- **Aim of the task**
Copy every line of the material below word for word, changing nothing.

- **Rows**

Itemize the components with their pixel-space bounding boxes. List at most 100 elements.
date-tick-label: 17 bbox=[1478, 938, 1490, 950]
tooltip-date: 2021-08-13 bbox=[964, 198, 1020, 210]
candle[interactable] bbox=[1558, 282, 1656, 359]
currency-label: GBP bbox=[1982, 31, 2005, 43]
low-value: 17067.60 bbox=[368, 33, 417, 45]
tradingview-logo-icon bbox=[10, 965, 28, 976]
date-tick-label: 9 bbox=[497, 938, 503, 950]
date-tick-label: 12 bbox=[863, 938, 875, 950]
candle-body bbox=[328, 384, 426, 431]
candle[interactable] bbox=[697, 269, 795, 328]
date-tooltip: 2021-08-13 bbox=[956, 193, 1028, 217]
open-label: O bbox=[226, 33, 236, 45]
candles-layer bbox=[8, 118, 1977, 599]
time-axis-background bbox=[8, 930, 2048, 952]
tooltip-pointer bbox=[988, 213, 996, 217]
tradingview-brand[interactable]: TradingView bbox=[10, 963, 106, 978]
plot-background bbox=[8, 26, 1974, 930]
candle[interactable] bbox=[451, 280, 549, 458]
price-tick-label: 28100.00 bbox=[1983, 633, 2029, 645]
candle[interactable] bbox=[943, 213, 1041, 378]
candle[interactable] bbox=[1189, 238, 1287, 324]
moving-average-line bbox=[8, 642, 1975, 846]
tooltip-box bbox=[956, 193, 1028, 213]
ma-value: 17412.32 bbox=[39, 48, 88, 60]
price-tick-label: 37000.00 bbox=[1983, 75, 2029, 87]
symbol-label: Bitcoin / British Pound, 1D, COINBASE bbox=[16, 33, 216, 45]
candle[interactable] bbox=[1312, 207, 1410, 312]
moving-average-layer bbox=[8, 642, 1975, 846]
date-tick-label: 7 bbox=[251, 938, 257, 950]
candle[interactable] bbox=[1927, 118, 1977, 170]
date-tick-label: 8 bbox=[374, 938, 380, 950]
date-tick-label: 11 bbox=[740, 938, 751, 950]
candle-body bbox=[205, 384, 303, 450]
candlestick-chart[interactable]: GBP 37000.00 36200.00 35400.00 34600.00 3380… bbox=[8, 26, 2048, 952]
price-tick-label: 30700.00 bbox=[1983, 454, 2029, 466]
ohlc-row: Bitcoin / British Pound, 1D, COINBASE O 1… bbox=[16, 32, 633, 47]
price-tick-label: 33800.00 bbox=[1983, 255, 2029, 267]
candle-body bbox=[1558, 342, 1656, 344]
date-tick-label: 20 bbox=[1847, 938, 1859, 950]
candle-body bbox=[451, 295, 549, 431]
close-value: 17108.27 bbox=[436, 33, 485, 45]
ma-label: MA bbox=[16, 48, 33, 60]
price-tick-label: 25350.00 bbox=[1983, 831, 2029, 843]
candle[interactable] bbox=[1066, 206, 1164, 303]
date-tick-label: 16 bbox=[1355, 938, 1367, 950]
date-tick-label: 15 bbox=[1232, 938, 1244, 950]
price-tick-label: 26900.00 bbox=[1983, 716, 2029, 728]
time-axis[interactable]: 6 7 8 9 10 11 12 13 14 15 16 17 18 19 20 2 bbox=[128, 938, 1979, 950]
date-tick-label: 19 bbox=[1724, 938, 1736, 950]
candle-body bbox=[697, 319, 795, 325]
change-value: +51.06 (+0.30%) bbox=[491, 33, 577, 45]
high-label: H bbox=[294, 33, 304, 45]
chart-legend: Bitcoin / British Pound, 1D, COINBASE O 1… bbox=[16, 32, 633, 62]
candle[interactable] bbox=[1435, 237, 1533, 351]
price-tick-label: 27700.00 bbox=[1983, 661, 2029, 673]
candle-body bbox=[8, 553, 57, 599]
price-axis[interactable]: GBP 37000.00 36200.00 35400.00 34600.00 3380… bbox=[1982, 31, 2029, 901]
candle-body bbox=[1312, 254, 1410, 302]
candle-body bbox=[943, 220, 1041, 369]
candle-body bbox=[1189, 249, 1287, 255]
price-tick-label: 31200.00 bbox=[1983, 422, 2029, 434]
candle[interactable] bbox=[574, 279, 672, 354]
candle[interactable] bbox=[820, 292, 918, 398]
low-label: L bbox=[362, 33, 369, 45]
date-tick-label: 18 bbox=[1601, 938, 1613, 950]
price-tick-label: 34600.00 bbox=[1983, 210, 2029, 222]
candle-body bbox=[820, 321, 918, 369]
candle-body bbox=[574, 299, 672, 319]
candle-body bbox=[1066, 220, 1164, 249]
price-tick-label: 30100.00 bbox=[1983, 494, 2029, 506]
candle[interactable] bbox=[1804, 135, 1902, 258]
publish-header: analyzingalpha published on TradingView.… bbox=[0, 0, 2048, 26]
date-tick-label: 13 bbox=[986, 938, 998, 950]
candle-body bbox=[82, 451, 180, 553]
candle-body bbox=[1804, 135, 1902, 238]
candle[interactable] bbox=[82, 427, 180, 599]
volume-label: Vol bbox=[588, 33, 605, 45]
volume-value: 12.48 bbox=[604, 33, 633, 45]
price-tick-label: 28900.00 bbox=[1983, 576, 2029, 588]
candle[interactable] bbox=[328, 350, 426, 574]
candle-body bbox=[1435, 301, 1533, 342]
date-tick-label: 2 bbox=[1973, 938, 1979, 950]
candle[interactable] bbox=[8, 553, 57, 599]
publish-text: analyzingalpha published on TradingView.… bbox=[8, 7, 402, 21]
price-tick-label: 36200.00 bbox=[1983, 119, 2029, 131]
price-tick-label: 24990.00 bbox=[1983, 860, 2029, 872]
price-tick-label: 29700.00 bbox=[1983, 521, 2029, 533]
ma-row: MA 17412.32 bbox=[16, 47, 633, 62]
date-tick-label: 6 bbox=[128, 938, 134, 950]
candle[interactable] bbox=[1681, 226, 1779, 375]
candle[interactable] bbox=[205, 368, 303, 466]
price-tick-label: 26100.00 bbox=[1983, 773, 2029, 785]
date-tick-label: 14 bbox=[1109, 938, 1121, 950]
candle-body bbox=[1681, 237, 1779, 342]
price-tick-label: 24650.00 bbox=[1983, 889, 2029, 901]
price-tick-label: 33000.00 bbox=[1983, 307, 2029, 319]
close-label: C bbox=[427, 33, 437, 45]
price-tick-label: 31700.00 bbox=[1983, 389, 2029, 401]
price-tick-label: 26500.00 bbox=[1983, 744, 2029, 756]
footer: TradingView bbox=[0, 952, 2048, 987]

- **Written solution**
Itemize the components with their pixel-space bounding boxes. List at most 100 elements.
date-tick-label: 17 bbox=[1478, 938, 1490, 950]
tooltip-date: 2021-08-13 bbox=[964, 198, 1020, 210]
candle[interactable] bbox=[1558, 282, 1656, 359]
currency-label: GBP bbox=[1982, 31, 2005, 43]
low-value: 17067.60 bbox=[368, 33, 417, 45]
tradingview-logo-icon bbox=[10, 965, 28, 976]
date-tick-label: 9 bbox=[497, 938, 503, 950]
date-tick-label: 12 bbox=[863, 938, 875, 950]
candle-body bbox=[328, 384, 426, 431]
candle[interactable] bbox=[697, 269, 795, 328]
date-tooltip: 2021-08-13 bbox=[956, 193, 1028, 217]
open-label: O bbox=[226, 33, 236, 45]
candles-layer bbox=[8, 118, 1977, 599]
time-axis-background bbox=[8, 930, 2048, 952]
tooltip-pointer bbox=[988, 213, 996, 217]
tradingview-brand[interactable]: TradingView bbox=[10, 963, 106, 978]
plot-background bbox=[8, 26, 1974, 930]
candle[interactable] bbox=[451, 280, 549, 458]
price-tick-label: 28100.00 bbox=[1983, 633, 2029, 645]
candle[interactable] bbox=[943, 213, 1041, 378]
candle[interactable] bbox=[1189, 238, 1287, 324]
moving-average-line bbox=[8, 642, 1975, 846]
tooltip-box bbox=[956, 193, 1028, 213]
ma-value: 17412.32 bbox=[39, 48, 88, 60]
price-tick-label: 37000.00 bbox=[1983, 75, 2029, 87]
symbol-label: Bitcoin / British Pound, 1D, COINBASE bbox=[16, 33, 216, 45]
candle[interactable] bbox=[1312, 207, 1410, 312]
moving-average-layer bbox=[8, 642, 1975, 846]
date-tick-label: 7 bbox=[251, 938, 257, 950]
candle[interactable] bbox=[1927, 118, 1977, 170]
date-tick-label: 8 bbox=[374, 938, 380, 950]
date-tick-label: 11 bbox=[740, 938, 751, 950]
candle-body bbox=[205, 384, 303, 450]
candlestick-chart[interactable]: GBP 37000.00 36200.00 35400.00 34600.00 3380… bbox=[8, 26, 2048, 952]
price-tick-label: 30700.00 bbox=[1983, 454, 2029, 466]
ohlc-row: Bitcoin / British Pound, 1D, COINBASE O 1… bbox=[16, 32, 633, 47]
price-tick-label: 33800.00 bbox=[1983, 255, 2029, 267]
candle-body bbox=[1558, 342, 1656, 344]
date-tick-label: 20 bbox=[1847, 938, 1859, 950]
candle-body bbox=[451, 295, 549, 431]
close-value: 17108.27 bbox=[436, 33, 485, 45]
ma-label: MA bbox=[16, 48, 33, 60]
price-tick-label: 25350.00 bbox=[1983, 831, 2029, 843]
candle[interactable] bbox=[1066, 206, 1164, 303]
date-tick-label: 16 bbox=[1355, 938, 1367, 950]
date-tick-label: 15 bbox=[1232, 938, 1244, 950]
price-tick-label: 26900.00 bbox=[1983, 716, 2029, 728]
time-axis[interactable]: 6 7 8 9 10 11 12 13 14 15 16 17 18 19 20 2 bbox=[128, 938, 1979, 950]
date-tick-label: 19 bbox=[1724, 938, 1736, 950]
candle-body bbox=[697, 319, 795, 325]
change-value: +51.06 (+0.30%) bbox=[491, 33, 577, 45]
high-label: H bbox=[294, 33, 304, 45]
chart-legend: Bitcoin / British Pound, 1D, COINBASE O 1… bbox=[16, 32, 633, 62]
candle[interactable] bbox=[1435, 237, 1533, 351]
price-tick-label: 27700.00 bbox=[1983, 661, 2029, 673]
candle-body bbox=[8, 553, 57, 599]
price-axis[interactable]: GBP 37000.00 36200.00 35400.00 34600.00 3380… bbox=[1982, 31, 2029, 901]
candle-body bbox=[1312, 254, 1410, 302]
candle-body bbox=[943, 220, 1041, 369]
candle-body bbox=[1189, 249, 1287, 255]
price-tick-label: 31200.00 bbox=[1983, 422, 2029, 434]
candle[interactable] bbox=[574, 279, 672, 354]
candle[interactable] bbox=[820, 292, 918, 398]
low-label: L bbox=[362, 33, 369, 45]
date-tick-label: 18 bbox=[1601, 938, 1613, 950]
price-tick-label: 34600.00 bbox=[1983, 210, 2029, 222]
candle-body bbox=[820, 321, 918, 369]
candle-body bbox=[574, 299, 672, 319]
candle-body bbox=[1066, 220, 1164, 249]
price-tick-label: 30100.00 bbox=[1983, 494, 2029, 506]
candle[interactable] bbox=[1804, 135, 1902, 258]
publish-header: analyzingalpha published on TradingView.… bbox=[0, 0, 2048, 26]
date-tick-label: 13 bbox=[986, 938, 998, 950]
candle-body bbox=[82, 451, 180, 553]
candle-body bbox=[1804, 135, 1902, 238]
candle[interactable] bbox=[82, 427, 180, 599]
volume-label: Vol bbox=[588, 33, 605, 45]
volume-value: 12.48 bbox=[604, 33, 633, 45]
price-tick-label: 28900.00 bbox=[1983, 576, 2029, 588]
candle[interactable] bbox=[328, 350, 426, 574]
candle-body bbox=[1435, 301, 1533, 342]
date-tick-label: 2 bbox=[1973, 938, 1979, 950]
candle[interactable] bbox=[8, 553, 57, 599]
publish-text: analyzingalpha published on TradingView.… bbox=[8, 7, 402, 21]
price-tick-label: 36200.00 bbox=[1983, 119, 2029, 131]
price-tick-label: 24990.00 bbox=[1983, 860, 2029, 872]
price-tick-label: 29700.00 bbox=[1983, 521, 2029, 533]
ma-row: MA 17412.32 bbox=[16, 47, 633, 62]
date-tick-label: 6 bbox=[128, 938, 134, 950]
candle[interactable] bbox=[1681, 226, 1779, 375]
candle[interactable] bbox=[205, 368, 303, 466]
price-tick-label: 26100.00 bbox=[1983, 773, 2029, 785]
date-tick-label: 14 bbox=[1109, 938, 1121, 950]
candle-body bbox=[1681, 237, 1779, 342]
price-tick-label: 24650.00 bbox=[1983, 889, 2029, 901]
price-tick-label: 33000.00 bbox=[1983, 307, 2029, 319]
close-label: C bbox=[427, 33, 437, 45]
price-tick-label: 31700.00 bbox=[1983, 389, 2029, 401]
price-tick-label: 26500.00 bbox=[1983, 744, 2029, 756]
footer: TradingView bbox=[0, 952, 2048, 987]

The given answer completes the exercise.